§ **PROBLEM DESCRIPTION**
State only how many lines contain the string "triangle".

§ **STORED RECORDS**

_ _ _

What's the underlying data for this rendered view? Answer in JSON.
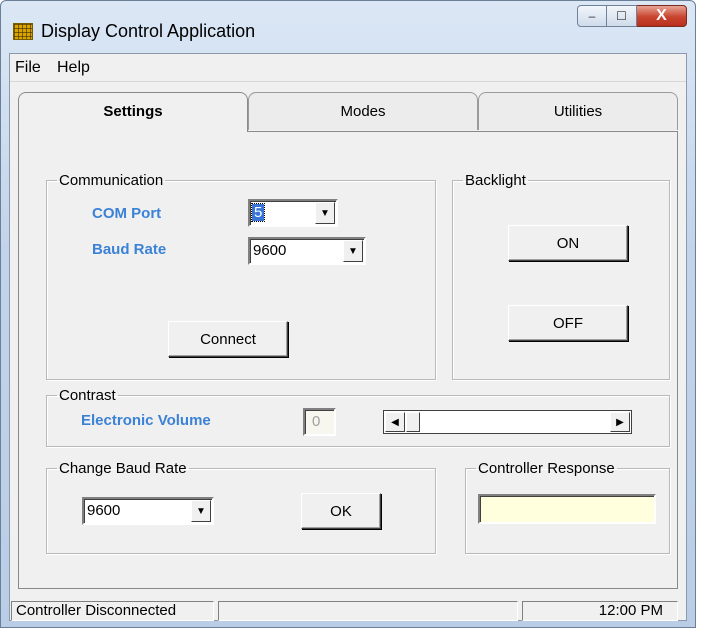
{
  "window": {
    "title": "Display Control Application",
    "caption_buttons": {
      "minimize": "–",
      "maximize": "☐",
      "close": "X"
    }
  },
  "menu": {
    "items": [
      "File",
      "Help"
    ]
  },
  "tabs": [
    {
      "label": "Settings",
      "active": true
    },
    {
      "label": "Modes",
      "active": false
    },
    {
      "label": "Utilities",
      "active": false
    }
  ],
  "communication": {
    "legend": "Communication",
    "com_port_label": "COM Port",
    "com_port_value": "5",
    "baud_rate_label": "Baud Rate",
    "baud_rate_value": "9600",
    "connect_button": "Connect"
  },
  "backlight": {
    "legend": "Backlight",
    "on_button": "ON",
    "off_button": "OFF"
  },
  "contrast": {
    "legend": "Contrast",
    "label": "Electronic Volume",
    "value": "0",
    "slider_level": 0
  },
  "change_baud": {
    "legend": "Change Baud Rate",
    "value": "9600",
    "ok_button": "OK"
  },
  "controller_response": {
    "legend": "Controller Response",
    "value": "",
    "field_color": "#ffffde"
  },
  "status": {
    "connection": "Controller Disconnected",
    "middle": "",
    "time": "12:00 PM"
  },
  "colors": {
    "label_blue": "#3b82d6",
    "dialog_bg": "#f0f0f0"
  },
  "icons": {
    "app": "led-grid-icon",
    "dropdown": "triangle-down-icon",
    "scroll_left": "triangle-left-icon",
    "scroll_right": "triangle-right-icon"
  }
}
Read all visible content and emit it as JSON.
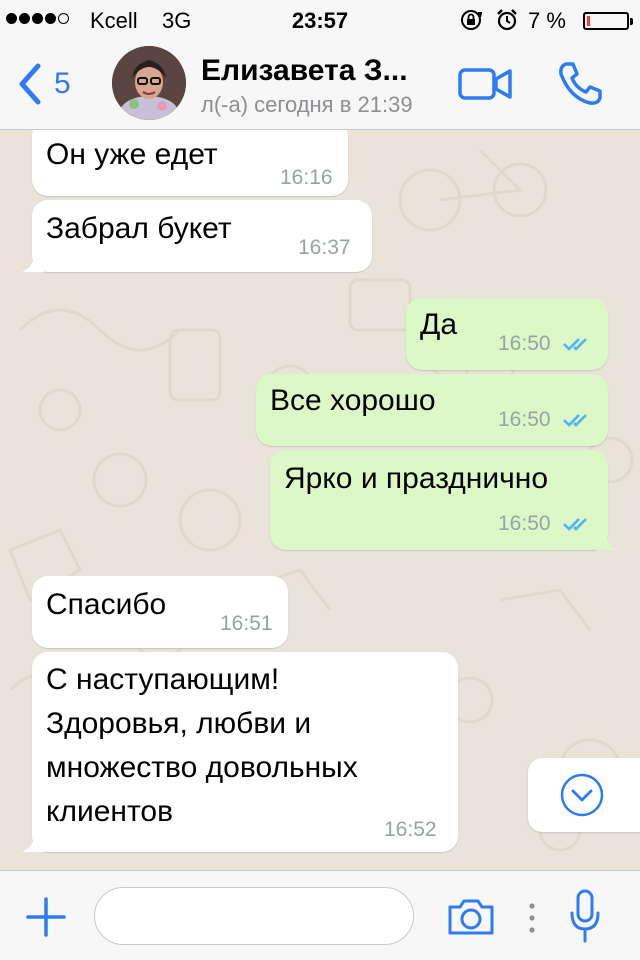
{
  "status_bar": {
    "carrier": "Kcell",
    "network": "3G",
    "time": "23:57",
    "battery_percent": "7 %",
    "battery_level": 0.07,
    "signal_bars_filled": 4,
    "signal_bars_total": 5,
    "icons": [
      "rotation-lock-icon",
      "alarm-icon",
      "battery-icon"
    ]
  },
  "header": {
    "back_count": "5",
    "contact_name": "Елизавета З...",
    "contact_status": "л(-а) сегодня в 21:39",
    "icons": [
      "back-chevron-icon",
      "video-call-icon",
      "phone-call-icon"
    ]
  },
  "messages": [
    {
      "direction": "in",
      "text": "Он уже едет",
      "time": "16:16"
    },
    {
      "direction": "in",
      "text": "Забрал букет",
      "time": "16:37"
    },
    {
      "direction": "out",
      "text": "Да",
      "time": "16:50",
      "status": "read"
    },
    {
      "direction": "out",
      "text": "Все хорошо",
      "time": "16:50",
      "status": "read"
    },
    {
      "direction": "out",
      "text": "Ярко и празднично",
      "time": "16:50",
      "status": "read"
    },
    {
      "direction": "in",
      "text": "Спасибо",
      "time": "16:51"
    },
    {
      "direction": "in",
      "lines": [
        "С наступающим!",
        "Здоровья, любви и",
        "множество довольных",
        "клиентов"
      ],
      "time": "16:52"
    }
  ],
  "input_bar": {
    "placeholder": "",
    "icons": [
      "plus-icon",
      "camera-icon",
      "more-dots-icon",
      "microphone-icon"
    ]
  },
  "colors": {
    "accent": "#2f7bf6",
    "chat_background": "#e9e3d9",
    "incoming_bubble": "#ffffff",
    "outgoing_bubble": "#dcf8c6",
    "read_ticks": "#4fb3f6",
    "battery_low": "#ff3b30"
  }
}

_ _ _

§ **SOLUTION FOR THIS EXERCISE**
3